SUPPLIED INFORMATION:
** BEGIN **
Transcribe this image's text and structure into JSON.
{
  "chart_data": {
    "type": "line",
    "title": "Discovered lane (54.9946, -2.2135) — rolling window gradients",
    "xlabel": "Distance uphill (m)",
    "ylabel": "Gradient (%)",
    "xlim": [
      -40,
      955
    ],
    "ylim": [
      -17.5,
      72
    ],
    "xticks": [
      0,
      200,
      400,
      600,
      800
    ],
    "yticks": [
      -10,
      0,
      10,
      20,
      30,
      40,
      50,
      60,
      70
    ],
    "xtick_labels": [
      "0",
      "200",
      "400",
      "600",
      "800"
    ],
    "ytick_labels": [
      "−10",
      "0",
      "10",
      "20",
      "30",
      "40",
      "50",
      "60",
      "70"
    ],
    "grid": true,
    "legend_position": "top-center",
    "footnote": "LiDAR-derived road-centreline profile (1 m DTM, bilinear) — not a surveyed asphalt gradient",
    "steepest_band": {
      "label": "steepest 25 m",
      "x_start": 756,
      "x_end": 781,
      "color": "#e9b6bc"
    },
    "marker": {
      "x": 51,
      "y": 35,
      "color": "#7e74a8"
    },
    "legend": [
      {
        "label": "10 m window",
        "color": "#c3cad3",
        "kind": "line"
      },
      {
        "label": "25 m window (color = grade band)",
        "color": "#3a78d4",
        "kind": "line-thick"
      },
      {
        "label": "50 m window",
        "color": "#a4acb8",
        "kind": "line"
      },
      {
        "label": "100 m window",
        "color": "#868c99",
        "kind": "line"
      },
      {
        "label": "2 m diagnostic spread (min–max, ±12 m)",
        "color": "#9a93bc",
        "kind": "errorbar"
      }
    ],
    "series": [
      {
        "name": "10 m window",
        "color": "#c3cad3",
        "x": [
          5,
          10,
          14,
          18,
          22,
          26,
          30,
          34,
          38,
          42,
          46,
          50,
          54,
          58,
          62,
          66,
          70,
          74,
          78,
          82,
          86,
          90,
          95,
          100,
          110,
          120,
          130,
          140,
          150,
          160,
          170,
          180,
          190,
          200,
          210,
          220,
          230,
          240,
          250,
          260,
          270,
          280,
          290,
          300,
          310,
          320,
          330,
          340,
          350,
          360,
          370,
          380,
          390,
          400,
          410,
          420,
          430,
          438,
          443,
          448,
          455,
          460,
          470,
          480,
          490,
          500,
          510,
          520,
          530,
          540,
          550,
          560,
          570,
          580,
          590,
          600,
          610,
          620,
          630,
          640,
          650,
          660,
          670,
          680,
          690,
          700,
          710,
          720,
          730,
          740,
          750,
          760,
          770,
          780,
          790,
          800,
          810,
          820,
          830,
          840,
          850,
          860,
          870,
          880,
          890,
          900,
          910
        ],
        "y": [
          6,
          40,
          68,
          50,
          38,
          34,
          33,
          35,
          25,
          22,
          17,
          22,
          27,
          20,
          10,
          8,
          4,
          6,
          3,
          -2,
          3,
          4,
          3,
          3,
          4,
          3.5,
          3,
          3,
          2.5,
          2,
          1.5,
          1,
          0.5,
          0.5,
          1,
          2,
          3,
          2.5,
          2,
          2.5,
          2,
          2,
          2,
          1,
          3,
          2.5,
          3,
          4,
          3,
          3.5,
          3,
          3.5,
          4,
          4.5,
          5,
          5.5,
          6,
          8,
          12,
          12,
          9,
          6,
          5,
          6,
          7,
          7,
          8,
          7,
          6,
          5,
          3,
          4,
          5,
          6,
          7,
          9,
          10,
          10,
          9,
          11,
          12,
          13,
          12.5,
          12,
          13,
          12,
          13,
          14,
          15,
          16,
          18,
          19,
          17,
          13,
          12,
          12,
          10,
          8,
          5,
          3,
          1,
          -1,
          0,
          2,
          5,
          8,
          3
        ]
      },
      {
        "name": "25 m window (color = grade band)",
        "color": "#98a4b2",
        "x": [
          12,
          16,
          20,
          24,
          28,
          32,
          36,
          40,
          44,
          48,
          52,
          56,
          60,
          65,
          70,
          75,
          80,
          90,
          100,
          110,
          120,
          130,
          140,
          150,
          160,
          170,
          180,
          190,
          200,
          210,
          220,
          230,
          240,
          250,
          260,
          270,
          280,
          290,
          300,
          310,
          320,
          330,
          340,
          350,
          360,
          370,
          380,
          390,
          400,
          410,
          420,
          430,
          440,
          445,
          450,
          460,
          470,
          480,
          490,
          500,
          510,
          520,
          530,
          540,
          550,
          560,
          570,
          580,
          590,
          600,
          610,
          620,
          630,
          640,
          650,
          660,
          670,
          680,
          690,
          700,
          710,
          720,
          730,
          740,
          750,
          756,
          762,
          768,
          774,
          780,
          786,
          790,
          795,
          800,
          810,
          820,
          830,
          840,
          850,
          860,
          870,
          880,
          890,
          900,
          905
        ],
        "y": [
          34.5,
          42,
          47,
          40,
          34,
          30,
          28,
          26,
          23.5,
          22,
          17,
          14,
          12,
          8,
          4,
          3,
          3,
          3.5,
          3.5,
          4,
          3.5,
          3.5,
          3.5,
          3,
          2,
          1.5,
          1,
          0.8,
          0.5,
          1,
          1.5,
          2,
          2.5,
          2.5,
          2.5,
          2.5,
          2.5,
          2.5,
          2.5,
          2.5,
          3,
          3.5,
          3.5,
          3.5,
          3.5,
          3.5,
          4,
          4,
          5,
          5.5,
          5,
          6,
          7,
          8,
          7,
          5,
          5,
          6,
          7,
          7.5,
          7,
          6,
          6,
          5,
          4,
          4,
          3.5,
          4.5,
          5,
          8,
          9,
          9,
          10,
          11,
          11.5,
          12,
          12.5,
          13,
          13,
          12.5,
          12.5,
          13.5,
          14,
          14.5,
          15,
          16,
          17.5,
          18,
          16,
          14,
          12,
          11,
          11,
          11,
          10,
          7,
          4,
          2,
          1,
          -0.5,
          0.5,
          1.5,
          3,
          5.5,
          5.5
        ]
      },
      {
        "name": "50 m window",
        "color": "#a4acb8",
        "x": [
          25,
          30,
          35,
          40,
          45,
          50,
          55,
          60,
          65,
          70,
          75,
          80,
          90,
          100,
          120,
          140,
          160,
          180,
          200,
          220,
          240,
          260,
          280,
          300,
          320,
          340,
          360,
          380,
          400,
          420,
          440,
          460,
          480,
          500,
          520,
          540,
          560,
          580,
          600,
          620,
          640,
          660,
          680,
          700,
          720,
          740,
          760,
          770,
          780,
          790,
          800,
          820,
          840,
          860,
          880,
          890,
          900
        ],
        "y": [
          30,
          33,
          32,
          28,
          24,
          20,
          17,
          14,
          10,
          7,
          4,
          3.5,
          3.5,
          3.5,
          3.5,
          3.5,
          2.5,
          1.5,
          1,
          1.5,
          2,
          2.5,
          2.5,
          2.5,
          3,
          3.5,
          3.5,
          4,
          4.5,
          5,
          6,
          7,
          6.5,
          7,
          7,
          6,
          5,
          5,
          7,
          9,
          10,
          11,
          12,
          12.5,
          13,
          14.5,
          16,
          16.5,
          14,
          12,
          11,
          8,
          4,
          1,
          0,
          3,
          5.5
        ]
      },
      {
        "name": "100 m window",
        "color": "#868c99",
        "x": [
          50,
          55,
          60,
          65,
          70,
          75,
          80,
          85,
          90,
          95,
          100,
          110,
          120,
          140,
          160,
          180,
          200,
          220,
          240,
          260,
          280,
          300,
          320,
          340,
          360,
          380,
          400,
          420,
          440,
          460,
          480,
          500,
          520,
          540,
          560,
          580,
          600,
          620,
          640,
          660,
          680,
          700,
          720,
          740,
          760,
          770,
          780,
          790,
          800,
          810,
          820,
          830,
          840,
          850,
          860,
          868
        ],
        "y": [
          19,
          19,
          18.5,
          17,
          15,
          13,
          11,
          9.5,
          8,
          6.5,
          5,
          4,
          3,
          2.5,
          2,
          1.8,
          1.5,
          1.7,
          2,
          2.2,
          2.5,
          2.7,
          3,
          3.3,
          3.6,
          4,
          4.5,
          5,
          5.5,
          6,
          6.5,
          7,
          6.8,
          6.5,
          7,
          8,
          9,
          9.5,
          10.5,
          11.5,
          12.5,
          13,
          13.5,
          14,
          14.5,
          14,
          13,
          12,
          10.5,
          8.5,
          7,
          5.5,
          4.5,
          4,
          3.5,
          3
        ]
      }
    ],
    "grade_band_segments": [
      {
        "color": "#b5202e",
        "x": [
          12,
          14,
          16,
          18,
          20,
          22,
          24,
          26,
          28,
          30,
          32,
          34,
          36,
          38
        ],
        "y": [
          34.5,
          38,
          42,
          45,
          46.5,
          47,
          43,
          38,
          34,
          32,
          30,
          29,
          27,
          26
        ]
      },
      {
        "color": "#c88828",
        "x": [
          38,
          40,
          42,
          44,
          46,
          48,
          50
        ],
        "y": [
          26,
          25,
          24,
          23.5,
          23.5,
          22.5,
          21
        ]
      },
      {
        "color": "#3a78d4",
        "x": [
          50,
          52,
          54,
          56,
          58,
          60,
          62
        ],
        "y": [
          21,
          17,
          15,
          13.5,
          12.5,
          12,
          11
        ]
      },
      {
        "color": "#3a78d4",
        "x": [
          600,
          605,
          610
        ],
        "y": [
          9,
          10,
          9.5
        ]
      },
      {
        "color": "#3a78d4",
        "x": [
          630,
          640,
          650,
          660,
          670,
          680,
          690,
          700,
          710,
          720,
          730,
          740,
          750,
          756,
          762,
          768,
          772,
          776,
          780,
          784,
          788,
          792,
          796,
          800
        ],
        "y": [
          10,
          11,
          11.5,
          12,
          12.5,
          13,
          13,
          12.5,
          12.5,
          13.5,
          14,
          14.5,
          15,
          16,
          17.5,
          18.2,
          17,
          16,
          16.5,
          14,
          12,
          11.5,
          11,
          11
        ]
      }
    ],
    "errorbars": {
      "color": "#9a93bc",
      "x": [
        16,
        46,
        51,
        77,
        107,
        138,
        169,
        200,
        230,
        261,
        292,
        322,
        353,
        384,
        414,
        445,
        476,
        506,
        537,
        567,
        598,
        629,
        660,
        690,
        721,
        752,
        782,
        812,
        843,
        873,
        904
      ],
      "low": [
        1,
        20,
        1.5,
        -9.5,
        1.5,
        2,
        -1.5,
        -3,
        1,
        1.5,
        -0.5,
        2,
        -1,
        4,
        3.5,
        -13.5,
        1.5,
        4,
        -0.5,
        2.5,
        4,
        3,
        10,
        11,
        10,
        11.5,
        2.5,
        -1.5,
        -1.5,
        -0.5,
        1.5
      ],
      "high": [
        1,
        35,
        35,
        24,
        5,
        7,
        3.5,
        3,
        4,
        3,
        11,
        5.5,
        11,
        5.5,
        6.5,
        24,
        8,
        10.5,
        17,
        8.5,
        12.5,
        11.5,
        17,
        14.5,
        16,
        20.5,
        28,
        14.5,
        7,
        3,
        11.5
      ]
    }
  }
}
** END **
THE EXERCISE: For this exercise, gather every line of the data that contains the word "name".

COMPLETE ANSWER:
        "name": "10 m window",
        "name": "25 m window (color = grade band)",
        "name": "50 m window",
        "name": "100 m window",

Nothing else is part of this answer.